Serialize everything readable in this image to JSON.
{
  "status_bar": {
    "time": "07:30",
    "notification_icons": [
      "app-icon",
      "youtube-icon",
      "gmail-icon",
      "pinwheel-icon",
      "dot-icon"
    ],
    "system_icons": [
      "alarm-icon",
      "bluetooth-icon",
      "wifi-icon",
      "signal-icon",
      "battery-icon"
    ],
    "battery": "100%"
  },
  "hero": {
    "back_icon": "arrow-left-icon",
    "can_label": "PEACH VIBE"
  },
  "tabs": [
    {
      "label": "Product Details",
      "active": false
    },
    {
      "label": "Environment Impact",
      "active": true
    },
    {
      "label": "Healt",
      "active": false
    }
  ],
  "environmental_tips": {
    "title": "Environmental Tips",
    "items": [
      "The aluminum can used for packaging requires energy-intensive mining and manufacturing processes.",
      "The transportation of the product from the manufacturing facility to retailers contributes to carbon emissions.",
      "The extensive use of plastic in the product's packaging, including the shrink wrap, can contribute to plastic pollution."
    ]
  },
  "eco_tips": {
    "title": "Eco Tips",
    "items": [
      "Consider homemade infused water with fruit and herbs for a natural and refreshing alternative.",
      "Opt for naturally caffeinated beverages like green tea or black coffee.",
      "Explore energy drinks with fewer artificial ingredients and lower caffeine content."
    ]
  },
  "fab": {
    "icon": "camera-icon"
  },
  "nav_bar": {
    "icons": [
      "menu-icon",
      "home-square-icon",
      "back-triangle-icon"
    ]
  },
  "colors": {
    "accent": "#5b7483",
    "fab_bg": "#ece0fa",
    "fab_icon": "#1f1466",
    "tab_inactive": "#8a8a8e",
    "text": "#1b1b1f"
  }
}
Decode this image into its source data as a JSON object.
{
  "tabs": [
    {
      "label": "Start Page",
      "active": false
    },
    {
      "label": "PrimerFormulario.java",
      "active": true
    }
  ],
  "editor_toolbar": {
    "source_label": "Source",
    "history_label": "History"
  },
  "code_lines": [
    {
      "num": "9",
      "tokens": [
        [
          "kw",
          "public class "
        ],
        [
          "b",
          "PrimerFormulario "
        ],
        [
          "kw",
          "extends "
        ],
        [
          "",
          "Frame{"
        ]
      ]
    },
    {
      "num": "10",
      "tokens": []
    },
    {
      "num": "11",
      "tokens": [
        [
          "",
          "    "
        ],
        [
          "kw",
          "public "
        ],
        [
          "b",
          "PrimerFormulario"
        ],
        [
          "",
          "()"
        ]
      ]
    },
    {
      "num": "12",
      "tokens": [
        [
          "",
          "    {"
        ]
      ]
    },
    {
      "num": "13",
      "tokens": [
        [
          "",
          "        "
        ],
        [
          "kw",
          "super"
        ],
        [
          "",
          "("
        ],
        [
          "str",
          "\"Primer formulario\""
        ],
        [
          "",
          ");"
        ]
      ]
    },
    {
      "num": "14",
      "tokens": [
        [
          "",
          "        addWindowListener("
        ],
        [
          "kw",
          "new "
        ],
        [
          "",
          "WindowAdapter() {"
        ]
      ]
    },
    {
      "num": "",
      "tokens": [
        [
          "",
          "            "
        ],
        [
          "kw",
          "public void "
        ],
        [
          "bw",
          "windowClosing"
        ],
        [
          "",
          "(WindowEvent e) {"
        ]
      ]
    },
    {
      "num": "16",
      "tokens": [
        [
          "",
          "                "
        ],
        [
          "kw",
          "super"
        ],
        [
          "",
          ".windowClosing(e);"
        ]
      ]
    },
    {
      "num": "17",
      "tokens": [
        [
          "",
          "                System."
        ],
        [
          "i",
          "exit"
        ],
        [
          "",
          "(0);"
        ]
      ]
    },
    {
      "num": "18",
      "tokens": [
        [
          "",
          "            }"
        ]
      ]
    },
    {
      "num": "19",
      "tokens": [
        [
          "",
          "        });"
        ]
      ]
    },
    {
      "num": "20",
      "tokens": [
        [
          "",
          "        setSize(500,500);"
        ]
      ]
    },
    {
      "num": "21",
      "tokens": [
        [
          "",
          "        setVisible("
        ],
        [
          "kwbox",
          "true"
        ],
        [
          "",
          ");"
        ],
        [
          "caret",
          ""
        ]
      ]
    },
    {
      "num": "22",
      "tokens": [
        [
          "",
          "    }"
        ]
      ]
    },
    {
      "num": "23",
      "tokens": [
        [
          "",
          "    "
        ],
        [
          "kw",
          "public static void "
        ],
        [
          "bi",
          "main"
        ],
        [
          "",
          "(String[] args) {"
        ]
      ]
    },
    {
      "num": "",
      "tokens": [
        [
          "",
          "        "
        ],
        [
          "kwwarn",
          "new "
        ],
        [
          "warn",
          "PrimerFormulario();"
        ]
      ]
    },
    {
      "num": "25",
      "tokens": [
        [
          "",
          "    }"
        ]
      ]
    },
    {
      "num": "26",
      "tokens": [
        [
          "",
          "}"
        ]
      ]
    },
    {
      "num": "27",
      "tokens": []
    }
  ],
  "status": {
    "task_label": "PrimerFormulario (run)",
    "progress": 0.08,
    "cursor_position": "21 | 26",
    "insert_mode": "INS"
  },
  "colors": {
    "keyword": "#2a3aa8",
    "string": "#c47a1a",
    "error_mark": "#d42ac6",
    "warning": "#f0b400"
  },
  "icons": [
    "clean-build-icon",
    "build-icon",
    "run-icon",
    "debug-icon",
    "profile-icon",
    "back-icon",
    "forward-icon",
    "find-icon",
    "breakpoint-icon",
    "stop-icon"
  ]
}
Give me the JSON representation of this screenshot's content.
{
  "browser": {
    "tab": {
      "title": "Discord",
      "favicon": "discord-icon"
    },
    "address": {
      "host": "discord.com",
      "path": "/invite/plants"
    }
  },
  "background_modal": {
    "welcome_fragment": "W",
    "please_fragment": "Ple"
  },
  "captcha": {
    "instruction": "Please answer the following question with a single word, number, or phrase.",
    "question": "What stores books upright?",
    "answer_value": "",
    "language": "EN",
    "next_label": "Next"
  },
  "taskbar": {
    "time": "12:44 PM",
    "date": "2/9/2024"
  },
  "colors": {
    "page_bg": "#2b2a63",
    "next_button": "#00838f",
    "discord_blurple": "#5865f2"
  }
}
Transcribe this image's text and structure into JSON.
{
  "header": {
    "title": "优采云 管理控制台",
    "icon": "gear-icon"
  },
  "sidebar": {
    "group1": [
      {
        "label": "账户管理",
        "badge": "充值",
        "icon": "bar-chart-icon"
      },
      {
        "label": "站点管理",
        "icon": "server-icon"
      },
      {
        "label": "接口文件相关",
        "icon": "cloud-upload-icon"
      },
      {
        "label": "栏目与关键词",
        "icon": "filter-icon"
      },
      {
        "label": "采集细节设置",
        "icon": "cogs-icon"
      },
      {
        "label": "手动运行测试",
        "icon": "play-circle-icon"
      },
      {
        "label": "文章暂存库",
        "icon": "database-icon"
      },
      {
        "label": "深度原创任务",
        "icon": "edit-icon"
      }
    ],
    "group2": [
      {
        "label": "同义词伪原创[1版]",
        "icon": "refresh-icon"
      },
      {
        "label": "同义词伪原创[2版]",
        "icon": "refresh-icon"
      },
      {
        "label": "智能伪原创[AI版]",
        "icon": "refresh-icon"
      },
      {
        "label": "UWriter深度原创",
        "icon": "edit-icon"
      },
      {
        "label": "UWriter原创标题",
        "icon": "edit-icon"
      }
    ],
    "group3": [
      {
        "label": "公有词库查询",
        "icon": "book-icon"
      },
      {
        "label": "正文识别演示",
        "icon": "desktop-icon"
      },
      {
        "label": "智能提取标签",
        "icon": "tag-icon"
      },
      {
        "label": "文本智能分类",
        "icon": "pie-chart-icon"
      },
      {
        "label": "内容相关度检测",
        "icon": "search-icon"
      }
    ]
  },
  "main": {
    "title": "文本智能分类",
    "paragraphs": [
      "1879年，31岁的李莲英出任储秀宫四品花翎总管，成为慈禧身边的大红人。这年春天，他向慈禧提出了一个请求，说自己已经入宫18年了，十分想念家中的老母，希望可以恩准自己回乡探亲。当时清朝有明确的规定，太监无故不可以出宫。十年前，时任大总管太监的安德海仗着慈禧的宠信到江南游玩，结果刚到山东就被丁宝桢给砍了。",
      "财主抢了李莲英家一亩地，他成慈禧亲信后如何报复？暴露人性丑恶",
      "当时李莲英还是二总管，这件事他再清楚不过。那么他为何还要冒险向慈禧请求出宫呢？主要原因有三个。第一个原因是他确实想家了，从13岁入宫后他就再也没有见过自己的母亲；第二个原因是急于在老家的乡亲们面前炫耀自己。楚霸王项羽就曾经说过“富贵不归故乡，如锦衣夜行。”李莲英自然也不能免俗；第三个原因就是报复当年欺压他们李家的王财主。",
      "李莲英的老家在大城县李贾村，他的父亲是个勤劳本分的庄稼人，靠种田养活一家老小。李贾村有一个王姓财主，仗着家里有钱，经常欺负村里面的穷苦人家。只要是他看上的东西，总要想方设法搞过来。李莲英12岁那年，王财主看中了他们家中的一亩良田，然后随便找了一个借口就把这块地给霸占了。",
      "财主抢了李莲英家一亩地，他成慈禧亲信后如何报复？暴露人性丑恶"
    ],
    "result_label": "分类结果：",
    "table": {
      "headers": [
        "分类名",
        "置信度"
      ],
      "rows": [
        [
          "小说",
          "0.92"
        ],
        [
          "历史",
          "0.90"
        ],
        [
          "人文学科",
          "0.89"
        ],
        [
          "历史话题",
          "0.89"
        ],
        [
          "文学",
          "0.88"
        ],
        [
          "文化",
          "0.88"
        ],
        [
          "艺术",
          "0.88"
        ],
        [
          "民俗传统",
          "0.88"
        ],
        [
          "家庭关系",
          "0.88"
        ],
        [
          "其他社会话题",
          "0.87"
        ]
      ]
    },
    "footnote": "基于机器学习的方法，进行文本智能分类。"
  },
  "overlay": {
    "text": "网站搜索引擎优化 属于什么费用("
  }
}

————————

- _Given exercise_
List all lines where "他成慈禧亲信后如何报复" occurs.

- _Result for this task_
      "财主抢了李莲英家一亩地，他成慈禧亲信后如何报复？暴露人性丑恶",
      "财主抢了李莲英家一亩地，他成慈禧亲信后如何报复？暴露人性丑恶"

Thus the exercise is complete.